TEXTE D'ÉTUDE:

____

Vu le code de justice administrative.

Considérant ce qui suit :

1. Aux termes de l'article L.521-1 du code de justice administrative : " Quand une décision administrative, même de rejet, fait l'objet d'une requête en annulation ou en réformation, le juge des référés, saisi d'une demande en ce sens, peut ordonner la suspension de l'exécution de cette décision, ou de certains de ses effets, lorsque l'urgence le justifie et qu'il est fait état d'un moyen propre à créer, en l'état de l'instruction, un doute sérieux quant à la légalité de la décision. () ". En vertu de l'article L. 522-3 du même code : " Lorsque la demande ne présente pas un caractère d'urgence ou lorsqu'il apparaît manifeste, au vu de la demande, que celle-ci ne relève pas de la compétence de la juridiction administrative, qu'elle est irrecevable ou qu'elle est mal fondée, le juge des référés peut la rejeter par une ordonnance motivée sans qu'il y ait lieu d'appliquer les deux premiers alinéas de l'article L. 522-1. ". Les dispositions de l'article L.521-1 du code de justice administrative ne permettent au justiciable de demander la suspension d'une décision administrative qu'à la condition qu'une telle décision soit encore susceptible d'exécution.

____

DONNÉES SOURCES:
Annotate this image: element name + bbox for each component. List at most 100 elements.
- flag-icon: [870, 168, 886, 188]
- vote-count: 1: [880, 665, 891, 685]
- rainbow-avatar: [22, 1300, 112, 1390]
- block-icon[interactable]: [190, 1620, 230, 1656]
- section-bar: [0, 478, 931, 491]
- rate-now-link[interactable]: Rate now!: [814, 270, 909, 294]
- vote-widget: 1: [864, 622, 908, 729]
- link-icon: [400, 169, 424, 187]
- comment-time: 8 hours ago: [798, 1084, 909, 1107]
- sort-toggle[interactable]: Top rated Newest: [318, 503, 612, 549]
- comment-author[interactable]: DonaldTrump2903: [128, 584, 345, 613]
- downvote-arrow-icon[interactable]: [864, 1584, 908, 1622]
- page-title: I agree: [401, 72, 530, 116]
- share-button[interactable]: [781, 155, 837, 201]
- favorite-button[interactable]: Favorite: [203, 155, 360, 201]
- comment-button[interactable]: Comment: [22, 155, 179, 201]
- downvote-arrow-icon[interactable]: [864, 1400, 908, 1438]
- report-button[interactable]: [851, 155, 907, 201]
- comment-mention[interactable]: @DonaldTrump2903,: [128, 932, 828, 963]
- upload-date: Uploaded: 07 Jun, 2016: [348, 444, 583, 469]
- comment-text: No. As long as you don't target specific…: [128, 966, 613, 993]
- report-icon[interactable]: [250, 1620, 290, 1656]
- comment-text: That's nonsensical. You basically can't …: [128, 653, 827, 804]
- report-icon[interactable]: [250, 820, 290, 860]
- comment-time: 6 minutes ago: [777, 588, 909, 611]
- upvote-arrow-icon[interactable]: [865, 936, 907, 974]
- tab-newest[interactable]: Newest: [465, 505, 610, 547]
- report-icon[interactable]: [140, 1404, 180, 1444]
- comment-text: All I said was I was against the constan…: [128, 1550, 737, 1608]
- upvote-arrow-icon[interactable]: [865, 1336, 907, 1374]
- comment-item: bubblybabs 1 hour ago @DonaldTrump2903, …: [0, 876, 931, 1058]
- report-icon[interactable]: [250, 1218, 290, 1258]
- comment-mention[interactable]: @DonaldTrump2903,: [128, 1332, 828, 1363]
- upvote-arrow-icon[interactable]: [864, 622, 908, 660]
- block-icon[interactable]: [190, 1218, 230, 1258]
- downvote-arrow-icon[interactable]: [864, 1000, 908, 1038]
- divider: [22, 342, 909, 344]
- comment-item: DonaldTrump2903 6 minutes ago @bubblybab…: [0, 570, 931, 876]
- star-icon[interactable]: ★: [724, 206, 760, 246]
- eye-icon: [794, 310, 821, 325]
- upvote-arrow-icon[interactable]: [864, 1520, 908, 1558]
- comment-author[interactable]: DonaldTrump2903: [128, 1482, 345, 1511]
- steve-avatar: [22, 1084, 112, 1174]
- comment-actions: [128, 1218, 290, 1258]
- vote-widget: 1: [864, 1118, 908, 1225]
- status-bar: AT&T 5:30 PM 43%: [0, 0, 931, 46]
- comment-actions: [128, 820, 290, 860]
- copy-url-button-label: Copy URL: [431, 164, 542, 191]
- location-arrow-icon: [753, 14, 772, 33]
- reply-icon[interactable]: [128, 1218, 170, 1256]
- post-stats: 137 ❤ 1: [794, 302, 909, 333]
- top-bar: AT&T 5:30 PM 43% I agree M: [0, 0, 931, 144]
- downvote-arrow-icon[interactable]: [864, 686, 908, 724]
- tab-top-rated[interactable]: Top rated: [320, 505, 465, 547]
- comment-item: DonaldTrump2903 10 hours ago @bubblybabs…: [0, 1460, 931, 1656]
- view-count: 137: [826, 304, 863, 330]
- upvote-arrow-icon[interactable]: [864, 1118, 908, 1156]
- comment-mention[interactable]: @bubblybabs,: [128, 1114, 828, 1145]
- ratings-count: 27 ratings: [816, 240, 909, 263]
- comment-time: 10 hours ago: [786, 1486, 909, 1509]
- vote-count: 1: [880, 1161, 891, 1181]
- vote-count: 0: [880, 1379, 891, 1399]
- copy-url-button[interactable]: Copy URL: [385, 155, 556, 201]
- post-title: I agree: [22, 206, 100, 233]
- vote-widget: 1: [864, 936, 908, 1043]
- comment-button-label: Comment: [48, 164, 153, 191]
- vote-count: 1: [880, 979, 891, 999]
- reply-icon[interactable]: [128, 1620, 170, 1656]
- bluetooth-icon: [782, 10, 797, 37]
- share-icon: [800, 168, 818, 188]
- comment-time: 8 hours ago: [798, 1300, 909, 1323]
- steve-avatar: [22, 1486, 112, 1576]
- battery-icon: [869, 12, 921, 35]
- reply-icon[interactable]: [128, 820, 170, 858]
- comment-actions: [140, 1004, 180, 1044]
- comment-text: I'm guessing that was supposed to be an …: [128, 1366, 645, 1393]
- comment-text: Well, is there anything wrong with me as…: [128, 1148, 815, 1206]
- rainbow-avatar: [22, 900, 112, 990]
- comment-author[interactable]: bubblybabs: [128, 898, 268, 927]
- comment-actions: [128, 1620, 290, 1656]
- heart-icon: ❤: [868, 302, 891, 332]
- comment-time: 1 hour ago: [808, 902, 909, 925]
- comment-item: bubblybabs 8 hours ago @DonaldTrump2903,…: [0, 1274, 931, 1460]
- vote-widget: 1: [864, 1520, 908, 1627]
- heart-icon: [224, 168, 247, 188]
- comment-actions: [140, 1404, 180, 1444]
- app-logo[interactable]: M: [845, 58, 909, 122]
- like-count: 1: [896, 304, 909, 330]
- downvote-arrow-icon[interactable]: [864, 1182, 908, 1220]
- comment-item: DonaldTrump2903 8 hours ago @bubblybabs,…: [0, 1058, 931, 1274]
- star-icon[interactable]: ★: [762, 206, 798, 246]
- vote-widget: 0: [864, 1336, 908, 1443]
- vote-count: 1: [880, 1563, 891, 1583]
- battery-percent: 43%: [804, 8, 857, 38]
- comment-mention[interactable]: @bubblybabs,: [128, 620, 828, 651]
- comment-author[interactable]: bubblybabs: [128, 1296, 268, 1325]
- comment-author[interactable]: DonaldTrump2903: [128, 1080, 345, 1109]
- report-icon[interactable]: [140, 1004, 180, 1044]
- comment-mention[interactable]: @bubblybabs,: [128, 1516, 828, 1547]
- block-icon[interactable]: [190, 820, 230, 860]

____

CONSIGNE:
Reprenez le texte d'étude sur la suspension d'une décision administrative en référé à la suite de sa dernière phrase. Le matériel ne joue aucun rôle dans ce travail.

RÉPONSE:
2. La condition d'urgence à laquelle est subordonné le prononcé d'une mesure de suspension doit être regardée comme remplie lorsque la décision administrative contestée préjudicie de manière suffisamment grave et immédiate à un intérêt public, à la situation du requérant ou aux intérêts qu'il entend défendre. Il appartient au juge des référés, saisi d'une demande tendant à la suspension d'une telle décision, d'apprécier concrètement, compte tenu des justifications fournies par le requérant, si les effets de celle-ci sur la situation de ce dernier ou, le cas échéant, des personnes concernées, sont de nature à caractériser une urgence justifiant que, sans attendre le jugement de la requête au fond, l'exécution de la décision soit suspendue.

3. Pour justifier de l'urgence qu'il y aurait à statuer sur sa demande, Mme C soutient que son salaire de 1 251,35 euros perçu en novembre 2023 ne lui permet pas de couvrir ses charges. Toutefois il ressort des pièces du dossier que Mme C devait reprendre son travail à mi-temps thérapeutique et que la reprise, en raison du choix des périodes travaillées aurait été à l'origine de l'accident dont le courrier du 9 novembre 2023 révèlerait que son imputabilité au service est refusée par la région. Ainsi et dès lors qu'elle ne conteste pas le bénéfice d'un mi-temps thérapeutique, elle ne justifie pas que la perte de salaire dont elle se prévaut serait due à la décision dont elle demande la suspension. Elle ne démontre pas davantage que l'épuisement physique et psychologique qu'elle invoque serait en lien avec la décision contestée. Par suite, la condition d'urgence ne peut être regardée comme étant établie.

4. Il résulte de tout ce qui précède, que, sans qu'il soit besoin d'examiner l'existence d'un moyen de nature à faire naître un doute sérieux sur la légalité de la décision dont la suspension est demandée, les conclusions aux fins de suspension de l'exécution de la décision du 9 novembre 2023 par laquelle la région Occitanie Pyrénées Méditerranée a refusé de reconnaître l'imputabilité au service de l'accident survenu le 2 février 2023 et les conclusions présentées aux fins d'injonction sous astreinte et au titre des frais d'instance doivent être rejetées sur le fondement de l'article L 522-3 du code de justice administrative.

O R D O N N E :

Article 1er : La requête de Mme C est rejetée.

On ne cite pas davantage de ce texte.